Input material:
┌──

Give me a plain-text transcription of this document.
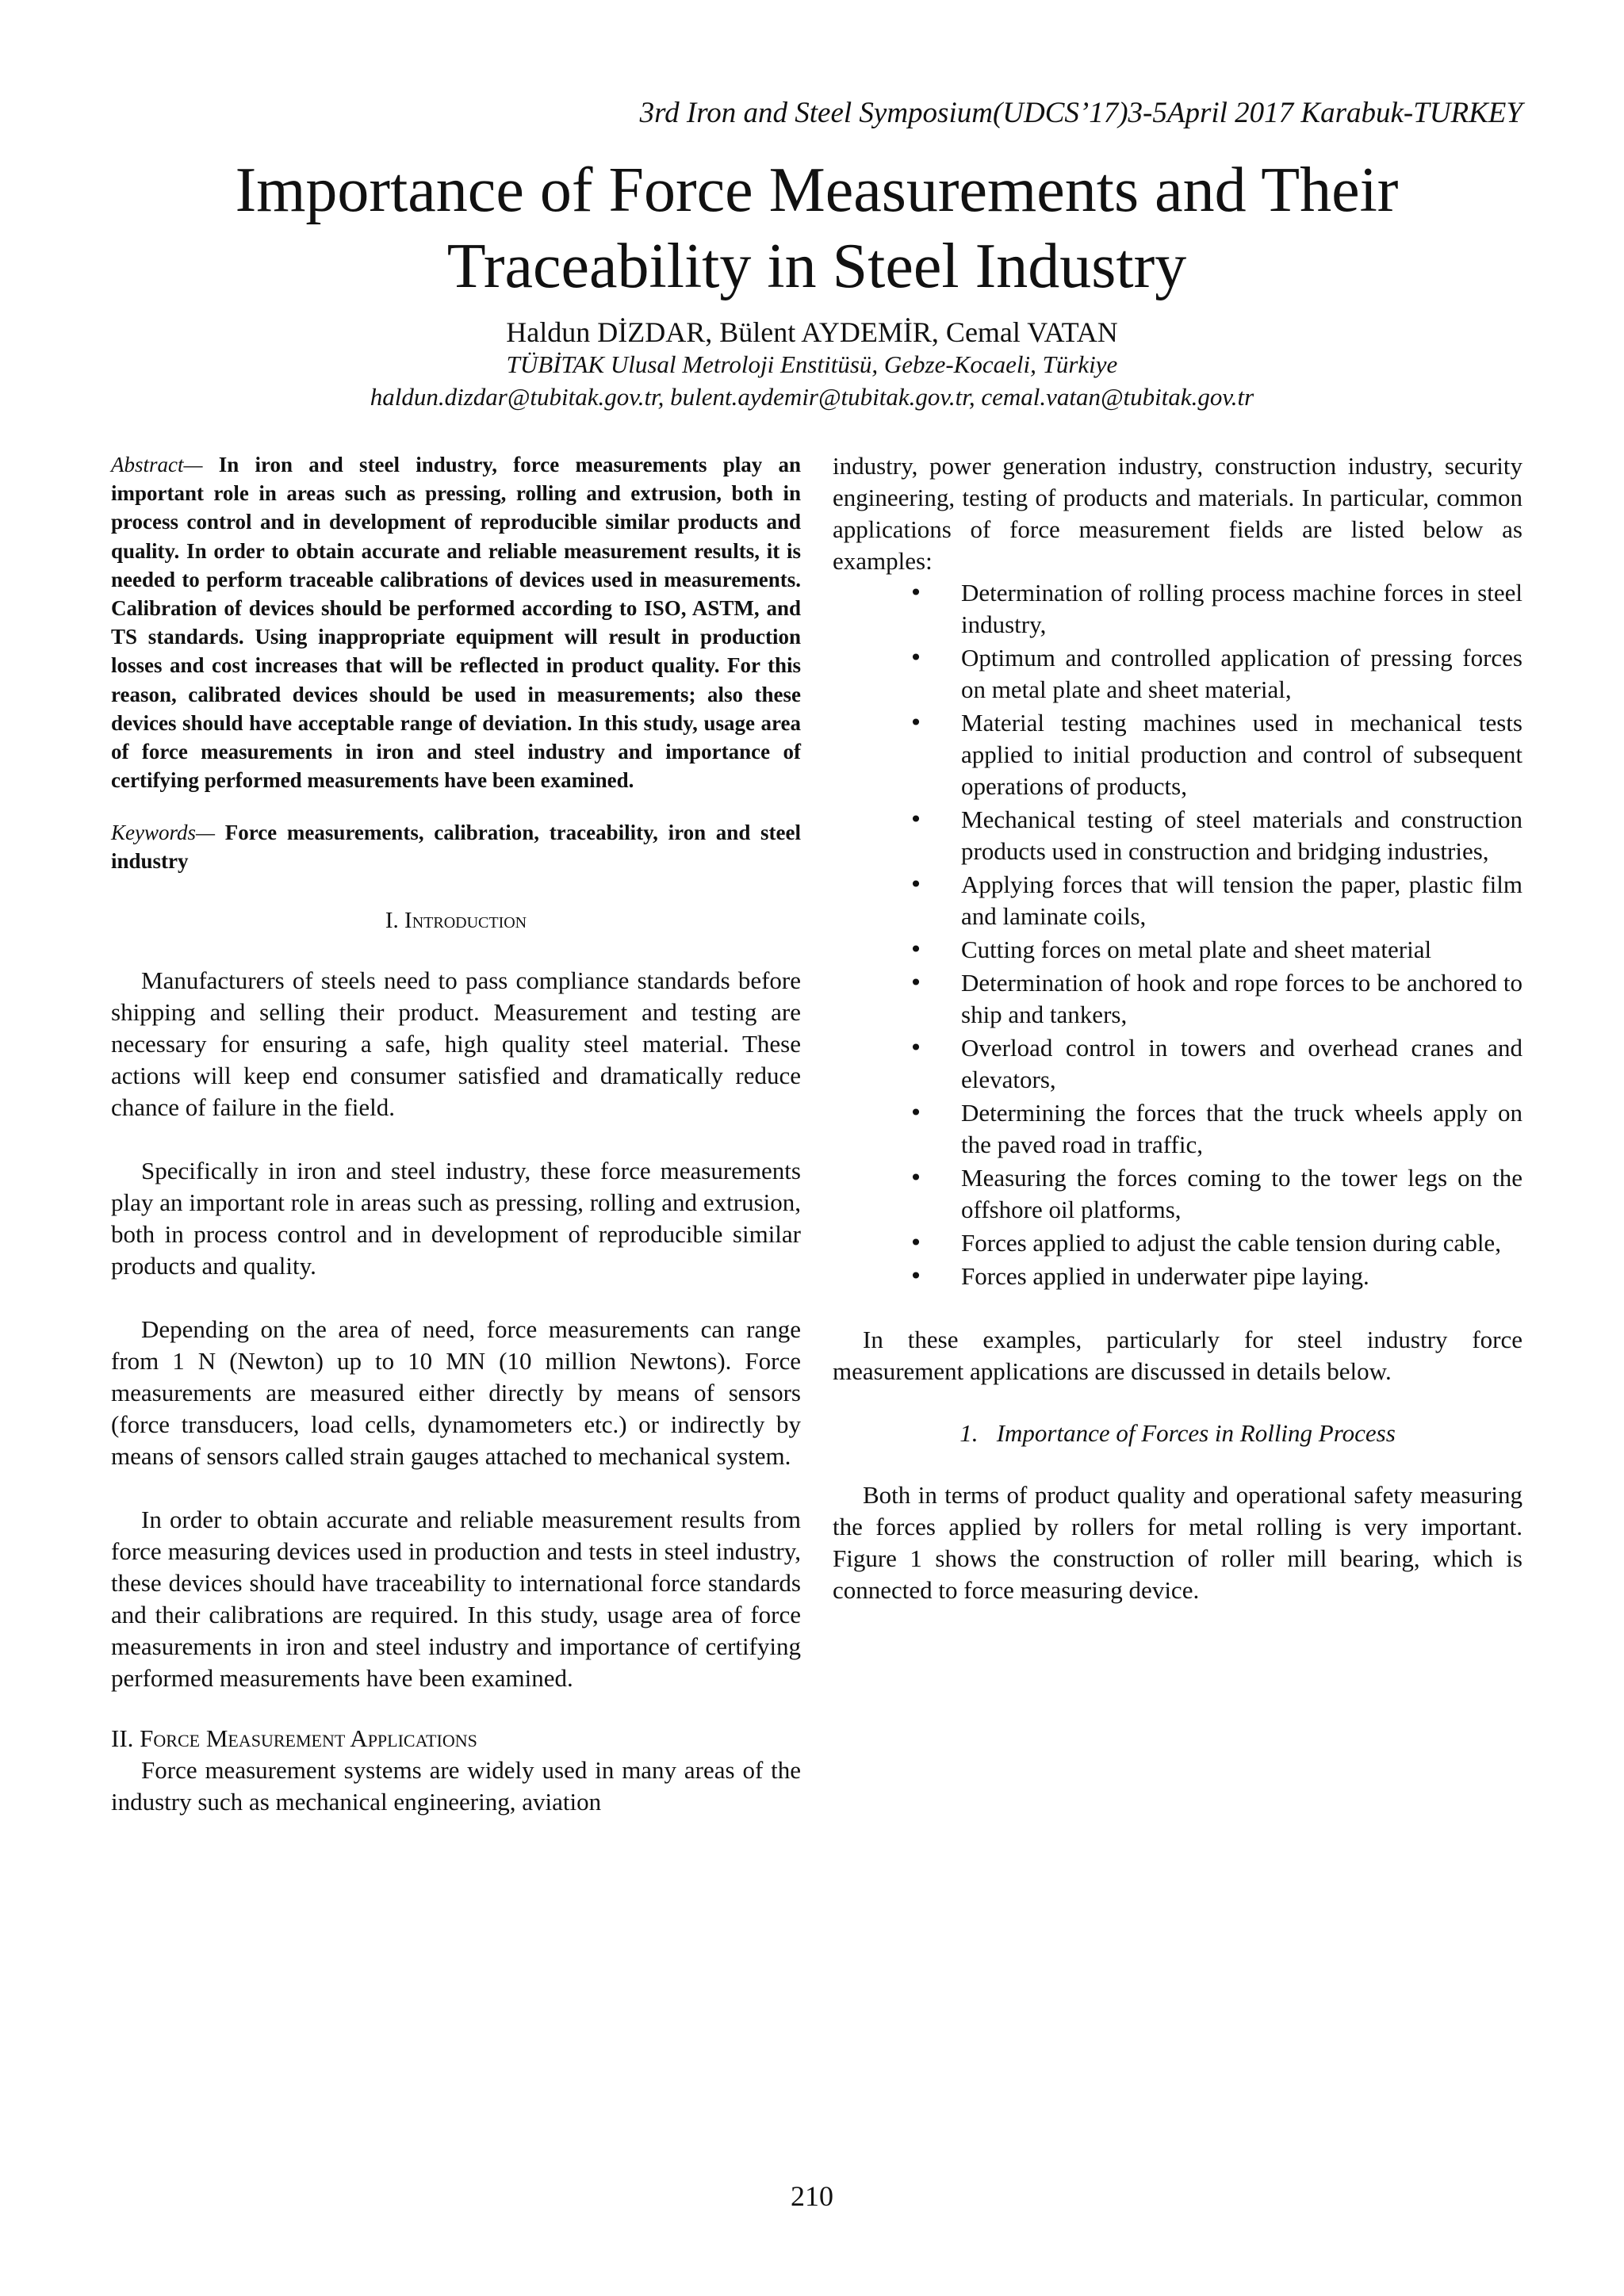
3rd Iron and Steel Symposium(UDCS’17)3-5April 2017 Karabuk-TURKEY
Importance of Force Measurements and Their
Traceability in Steel Industry
Haldun DİZDAR, Bülent AYDEMİR, Cemal VATAN
TÜBİTAK Ulusal Metroloji Enstitüsü, Gebze-Kocaeli, Türkiye
haldun.dizdar@tubitak.gov.tr, bulent.aydemir@tubitak.gov.tr, cemal.vatan@tubitak.gov.tr

Abstract— In iron and steel industry, force measurements play an important role in areas such as pressing, rolling and extrusion, both in process control and in development of reproducible similar products and quality. In order to obtain accurate and reliable measurement results, it is needed to perform traceable calibrations of devices used in measurements. Calibration of devices should be performed according to ISO, ASTM, and TS standards. Using inappropriate equipment will result in production losses and cost increases that will be reflected in product quality. For this reason, calibrated devices should be used in measurements; also these devices should have acceptable range of deviation. In this study, usage area of force measurements in iron and steel industry and importance of certifying performed measurements have been examined.

Keywords— Force measurements, calibration, traceability, iron and steel industry

I. Introduction

Manufacturers of steels need to pass compliance standards before shipping and selling their product. Measurement and testing are necessary for ensuring a safe, high quality steel material. These actions will keep end consumer satisfied and dramatically reduce chance of failure in the field.

Specifically in iron and steel industry, these force measurements play an important role in areas such as pressing, rolling and extrusion, both in process control and in development of reproducible similar products and quality.

Depending on the area of need, force measurements can range from 1 N (Newton) up to 10 MN (10 million Newtons). Force measurements are measured either directly by means of sensors (force transducers, load cells, dynamometers etc.) or indirectly by means of sensors called strain gauges attached to mechanical system.

In order to obtain accurate and reliable measurement results from force measuring devices used in production and tests in steel industry, these devices should have traceability to international force standards and their calibrations are required. In this study, usage area of force measurements in iron and steel industry and importance of certifying performed measurements have been examined.

II. Force Measurement Applications

Force measurement systems are widely used in many areas of the industry such as mechanical engineering, aviation

industry, power generation industry, construction industry, security engineering, testing of products and materials. In particular, common applications of force measurement fields are listed below as examples:

• Determination of rolling process machine forces in steel industry,
• Optimum and controlled application of pressing forces on metal plate and sheet material,
• Material testing machines used in mechanical tests applied to initial production and control of subsequent operations of products,
• Mechanical testing of steel materials and construction products used in construction and bridging industries,
• Applying forces that will tension the paper, plastic film and laminate coils,
• Cutting forces on metal plate and sheet material
• Determination of hook and rope forces to be anchored to ship and tankers,
• Overload control in towers and overhead cranes and elevators,
• Determining the forces that the truck wheels apply on the paved road in traffic,
• Measuring the forces coming to the tower legs on the offshore oil platforms,
• Forces applied to adjust the cable tension during cable,
• Forces applied in underwater pipe laying.

In these examples, particularly for steel industry force measurement applications are discussed in details below.

1. Importance of Forces in Rolling Process

Both in terms of product quality and operational safety measuring the forces applied by rollers for metal rolling is very important. Figure 1 shows the construction of roller mill bearing, which is connected to force measuring device.

210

└──

Work instructions: Go through the material and select each line with the string "calibrations" in it.

Exercise result:
Abstract— In iron and steel industry, force measurements play an important role in areas such as pressing, rolling and extrusion, both in process control and in development of reproducible similar products and quality. In order to obtain accurate and reliable measurement results, it is needed to perform traceable calibrations of devices used in measurements. Calibration of devices should be performed according to ISO, ASTM, and TS standards. Using inappropriate equipment will result in production losses and cost increases that will be reflected in product quality. For this reason, calibrated devices should be used in measurements; also these devices should have acceptable range of deviation. In this study, usage area of force measurements in iron and steel industry and importance of certifying performed measurements have been examined.
In order to obtain accurate and reliable measurement results from force measuring devices used in production and tests in steel industry, these devices should have traceability to international force standards and their calibrations are required. In this study, usage area of force measurements in iron and steel industry and importance of certifying performed measurements have been examined.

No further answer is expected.